▶ Raw records

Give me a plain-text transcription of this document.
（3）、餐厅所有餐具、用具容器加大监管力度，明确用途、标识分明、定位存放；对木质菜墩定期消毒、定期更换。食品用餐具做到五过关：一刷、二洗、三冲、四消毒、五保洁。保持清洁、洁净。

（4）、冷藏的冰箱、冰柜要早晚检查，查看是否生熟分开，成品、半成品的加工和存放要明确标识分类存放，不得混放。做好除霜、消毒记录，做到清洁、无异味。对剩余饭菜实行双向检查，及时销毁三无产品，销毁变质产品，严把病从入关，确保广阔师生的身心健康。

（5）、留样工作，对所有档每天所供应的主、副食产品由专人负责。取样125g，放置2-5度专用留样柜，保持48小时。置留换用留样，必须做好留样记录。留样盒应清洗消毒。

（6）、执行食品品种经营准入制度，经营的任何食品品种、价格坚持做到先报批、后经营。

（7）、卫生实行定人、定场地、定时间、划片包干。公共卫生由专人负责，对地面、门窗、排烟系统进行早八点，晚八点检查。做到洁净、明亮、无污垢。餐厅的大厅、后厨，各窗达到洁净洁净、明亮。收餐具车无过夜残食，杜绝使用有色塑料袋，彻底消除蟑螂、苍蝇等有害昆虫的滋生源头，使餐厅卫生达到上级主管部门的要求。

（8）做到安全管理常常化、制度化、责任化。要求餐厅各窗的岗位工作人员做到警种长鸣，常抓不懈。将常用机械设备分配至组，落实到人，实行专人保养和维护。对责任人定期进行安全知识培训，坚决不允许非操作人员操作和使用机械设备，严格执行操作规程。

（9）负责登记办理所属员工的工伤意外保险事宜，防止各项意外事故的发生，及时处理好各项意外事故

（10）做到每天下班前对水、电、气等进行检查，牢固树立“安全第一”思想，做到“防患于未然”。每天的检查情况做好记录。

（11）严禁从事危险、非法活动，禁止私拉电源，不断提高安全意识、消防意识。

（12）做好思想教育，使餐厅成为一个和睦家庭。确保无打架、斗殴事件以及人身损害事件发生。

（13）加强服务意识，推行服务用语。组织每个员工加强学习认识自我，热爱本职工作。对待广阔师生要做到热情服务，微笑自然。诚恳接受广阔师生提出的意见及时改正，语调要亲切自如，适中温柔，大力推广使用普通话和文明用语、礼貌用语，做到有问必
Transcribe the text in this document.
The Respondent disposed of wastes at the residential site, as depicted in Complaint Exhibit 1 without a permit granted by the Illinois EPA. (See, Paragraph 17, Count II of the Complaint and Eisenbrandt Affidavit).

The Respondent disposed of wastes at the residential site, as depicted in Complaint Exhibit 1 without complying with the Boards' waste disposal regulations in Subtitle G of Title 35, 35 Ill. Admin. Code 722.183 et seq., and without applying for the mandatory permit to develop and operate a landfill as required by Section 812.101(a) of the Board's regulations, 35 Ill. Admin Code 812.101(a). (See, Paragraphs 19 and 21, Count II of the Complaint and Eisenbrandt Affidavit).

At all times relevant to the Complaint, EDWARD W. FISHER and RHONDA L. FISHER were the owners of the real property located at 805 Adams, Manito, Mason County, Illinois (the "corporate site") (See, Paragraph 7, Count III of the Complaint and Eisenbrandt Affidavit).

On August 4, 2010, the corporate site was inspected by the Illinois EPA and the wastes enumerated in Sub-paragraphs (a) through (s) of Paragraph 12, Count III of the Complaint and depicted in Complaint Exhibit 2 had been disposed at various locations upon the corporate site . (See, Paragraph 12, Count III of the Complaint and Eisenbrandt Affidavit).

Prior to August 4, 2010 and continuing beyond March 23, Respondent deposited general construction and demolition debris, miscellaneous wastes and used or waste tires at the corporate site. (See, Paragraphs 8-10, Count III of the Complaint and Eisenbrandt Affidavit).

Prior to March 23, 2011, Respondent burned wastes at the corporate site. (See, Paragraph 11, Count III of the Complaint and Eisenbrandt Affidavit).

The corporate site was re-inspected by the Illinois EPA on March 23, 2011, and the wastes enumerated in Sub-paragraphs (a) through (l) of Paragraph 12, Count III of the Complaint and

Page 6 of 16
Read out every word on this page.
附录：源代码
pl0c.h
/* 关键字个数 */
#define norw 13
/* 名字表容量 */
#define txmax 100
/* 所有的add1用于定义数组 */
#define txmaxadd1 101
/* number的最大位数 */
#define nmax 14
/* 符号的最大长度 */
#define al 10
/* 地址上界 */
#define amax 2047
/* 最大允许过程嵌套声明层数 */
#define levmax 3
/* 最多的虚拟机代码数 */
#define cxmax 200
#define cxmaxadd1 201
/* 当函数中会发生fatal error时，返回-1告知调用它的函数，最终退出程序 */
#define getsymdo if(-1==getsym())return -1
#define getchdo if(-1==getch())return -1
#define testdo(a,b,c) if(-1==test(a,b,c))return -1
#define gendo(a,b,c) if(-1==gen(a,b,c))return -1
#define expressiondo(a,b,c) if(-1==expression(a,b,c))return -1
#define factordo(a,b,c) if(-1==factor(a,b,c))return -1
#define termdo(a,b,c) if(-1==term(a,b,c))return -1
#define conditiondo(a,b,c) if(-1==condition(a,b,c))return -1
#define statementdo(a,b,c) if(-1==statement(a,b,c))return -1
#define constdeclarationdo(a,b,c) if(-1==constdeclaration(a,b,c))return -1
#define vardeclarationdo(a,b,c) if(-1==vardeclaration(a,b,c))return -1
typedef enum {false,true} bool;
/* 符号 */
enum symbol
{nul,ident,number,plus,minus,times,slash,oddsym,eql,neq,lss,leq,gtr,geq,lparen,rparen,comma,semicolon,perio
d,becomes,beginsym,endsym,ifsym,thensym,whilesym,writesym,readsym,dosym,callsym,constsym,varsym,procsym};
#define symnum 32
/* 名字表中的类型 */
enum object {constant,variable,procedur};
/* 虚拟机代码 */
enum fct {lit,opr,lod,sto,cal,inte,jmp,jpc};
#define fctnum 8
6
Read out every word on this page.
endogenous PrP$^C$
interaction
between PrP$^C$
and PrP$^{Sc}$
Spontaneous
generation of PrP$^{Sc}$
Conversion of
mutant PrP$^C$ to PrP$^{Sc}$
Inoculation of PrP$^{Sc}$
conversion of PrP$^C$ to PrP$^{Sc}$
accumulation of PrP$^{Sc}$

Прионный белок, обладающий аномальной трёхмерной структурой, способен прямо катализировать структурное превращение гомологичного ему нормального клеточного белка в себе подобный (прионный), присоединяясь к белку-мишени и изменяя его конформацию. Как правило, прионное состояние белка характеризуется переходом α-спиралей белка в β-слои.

▶ Exercise task
Reproduce all of the records exactly.

▶ Finished task
Give me a plain-text transcription of this document.
（3）、餐厅所有餐具、用具容器加大监管力度，明确用途、标识分明、定位存放；对木质菜墩定期消毒、定期更换。食品用餐具做到五过关：一刷、二洗、三冲、四消毒、五保洁。保持清洁、洁净。

（4）、冷藏的冰箱、冰柜要早晚检查，查看是否生熟分开，成品、半成品的加工和存放要明确标识分类存放，不得混放。做好除霜、消毒记录，做到清洁、无异味。对剩余饭菜实行双向检查，及时销毁三无产品，销毁变质产品，严把病从入关，确保广阔师生的身心健康。

（5）、留样工作，对所有档每天所供应的主、副食产品由专人负责。取样125g，放置2-5度专用留样柜，保持48小时。置留换用留样，必须做好留样记录。留样盒应清洗消毒。

（6）、执行食品品种经营准入制度，经营的任何食品品种、价格坚持做到先报批、后经营。

（7）、卫生实行定人、定场地、定时间、划片包干。公共卫生由专人负责，对地面、门窗、排烟系统进行早八点，晚八点检查。做到洁净、明亮、无污垢。餐厅的大厅、后厨，各窗达到洁净洁净、明亮。收餐具车无过夜残食，杜绝使用有色塑料袋，彻底消除蟑螂、苍蝇等有害昆虫的滋生源头，使餐厅卫生达到上级主管部门的要求。

（8）做到安全管理常常化、制度化、责任化。要求餐厅各窗的岗位工作人员做到警种长鸣，常抓不懈。将常用机械设备分配至组，落实到人，实行专人保养和维护。对责任人定期进行安全知识培训，坚决不允许非操作人员操作和使用机械设备，严格执行操作规程。

（9）负责登记办理所属员工的工伤意外保险事宜，防止各项意外事故的发生，及时处理好各项意外事故

（10）做到每天下班前对水、电、气等进行检查，牢固树立“安全第一”思想，做到“防患于未然”。每天的检查情况做好记录。

（11）严禁从事危险、非法活动，禁止私拉电源，不断提高安全意识、消防意识。

（12）做好思想教育，使餐厅成为一个和睦家庭。确保无打架、斗殴事件以及人身损害事件发生。

（13）加强服务意识，推行服务用语。组织每个员工加强学习认识自我，热爱本职工作。对待广阔师生要做到热情服务，微笑自然。诚恳接受广阔师生提出的意见及时改正，语调要亲切自如，适中温柔，大力推广使用普通话和文明用语、礼貌用语，做到有问必
Transcribe the text in this document.
The Respondent disposed of wastes at the residential site, as depicted in Complaint Exhibit 1 without a permit granted by the Illinois EPA. (See, Paragraph 17, Count II of the Complaint and Eisenbrandt Affidavit).

The Respondent disposed of wastes at the residential site, as depicted in Complaint Exhibit 1 without complying with the Boards' waste disposal regulations in Subtitle G of Title 35, 35 Ill. Admin. Code 722.183 et seq., and without applying for the mandatory permit to develop and operate a landfill as required by Section 812.101(a) of the Board's regulations, 35 Ill. Admin Code 812.101(a). (See, Paragraphs 19 and 21, Count II of the Complaint and Eisenbrandt Affidavit).

At all times relevant to the Complaint, EDWARD W. FISHER and RHONDA L. FISHER were the owners of the real property located at 805 Adams, Manito, Mason County, Illinois (the "corporate site") (See, Paragraph 7, Count III of the Complaint and Eisenbrandt Affidavit).

On August 4, 2010, the corporate site was inspected by the Illinois EPA and the wastes enumerated in Sub-paragraphs (a) through (s) of Paragraph 12, Count III of the Complaint and depicted in Complaint Exhibit 2 had been disposed at various locations upon the corporate site . (See, Paragraph 12, Count III of the Complaint and Eisenbrandt Affidavit).

Prior to August 4, 2010 and continuing beyond March 23, Respondent deposited general construction and demolition debris, miscellaneous wastes and used or waste tires at the corporate site. (See, Paragraphs 8-10, Count III of the Complaint and Eisenbrandt Affidavit).

Prior to March 23, 2011, Respondent burned wastes at the corporate site. (See, Paragraph 11, Count III of the Complaint and Eisenbrandt Affidavit).

The corporate site was re-inspected by the Illinois EPA on March 23, 2011, and the wastes enumerated in Sub-paragraphs (a) through (l) of Paragraph 12, Count III of the Complaint and

Page 6 of 16
Read out every word on this page.
附录：源代码
pl0c.h
/* 关键字个数 */
#define norw 13
/* 名字表容量 */
#define txmax 100
/* 所有的add1用于定义数组 */
#define txmaxadd1 101
/* number的最大位数 */
#define nmax 14
/* 符号的最大长度 */
#define al 10
/* 地址上界 */
#define amax 2047
/* 最大允许过程嵌套声明层数 */
#define levmax 3
/* 最多的虚拟机代码数 */
#define cxmax 200
#define cxmaxadd1 201
/* 当函数中会发生fatal error时，返回-1告知调用它的函数，最终退出程序 */
#define getsymdo if(-1==getsym())return -1
#define getchdo if(-1==getch())return -1
#define testdo(a,b,c) if(-1==test(a,b,c))return -1
#define gendo(a,b,c) if(-1==gen(a,b,c))return -1
#define expressiondo(a,b,c) if(-1==expression(a,b,c))return -1
#define factordo(a,b,c) if(-1==factor(a,b,c))return -1
#define termdo(a,b,c) if(-1==term(a,b,c))return -1
#define conditiondo(a,b,c) if(-1==condition(a,b,c))return -1
#define statementdo(a,b,c) if(-1==statement(a,b,c))return -1
#define constdeclarationdo(a,b,c) if(-1==constdeclaration(a,b,c))return -1
#define vardeclarationdo(a,b,c) if(-1==vardeclaration(a,b,c))return -1
typedef enum {false,true} bool;
/* 符号 */
enum symbol
{nul,ident,number,plus,minus,times,slash,oddsym,eql,neq,lss,leq,gtr,geq,lparen,rparen,comma,semicolon,perio
d,becomes,beginsym,endsym,ifsym,thensym,whilesym,writesym,readsym,dosym,callsym,constsym,varsym,procsym};
#define symnum 32
/* 名字表中的类型 */
enum object {constant,variable,procedur};
/* 虚拟机代码 */
enum fct {lit,opr,lod,sto,cal,inte,jmp,jpc};
#define fctnum 8
6
Read out every word on this page.
endogenous PrP$^C$
interaction
between PrP$^C$
and PrP$^{Sc}$
Spontaneous
generation of PrP$^{Sc}$
Conversion of
mutant PrP$^C$ to PrP$^{Sc}$
Inoculation of PrP$^{Sc}$
conversion of PrP$^C$ to PrP$^{Sc}$
accumulation of PrP$^{Sc}$

Прионный белок, обладающий аномальной трёхмерной структурой, способен прямо катализировать структурное превращение гомологичного ему нормального клеточного белка в себе подобный (прионный), присоединяясь к белку-мишени и изменяя его конформацию. Как правило, прионное состояние белка характеризуется переходом α-спиралей белка в β-слои.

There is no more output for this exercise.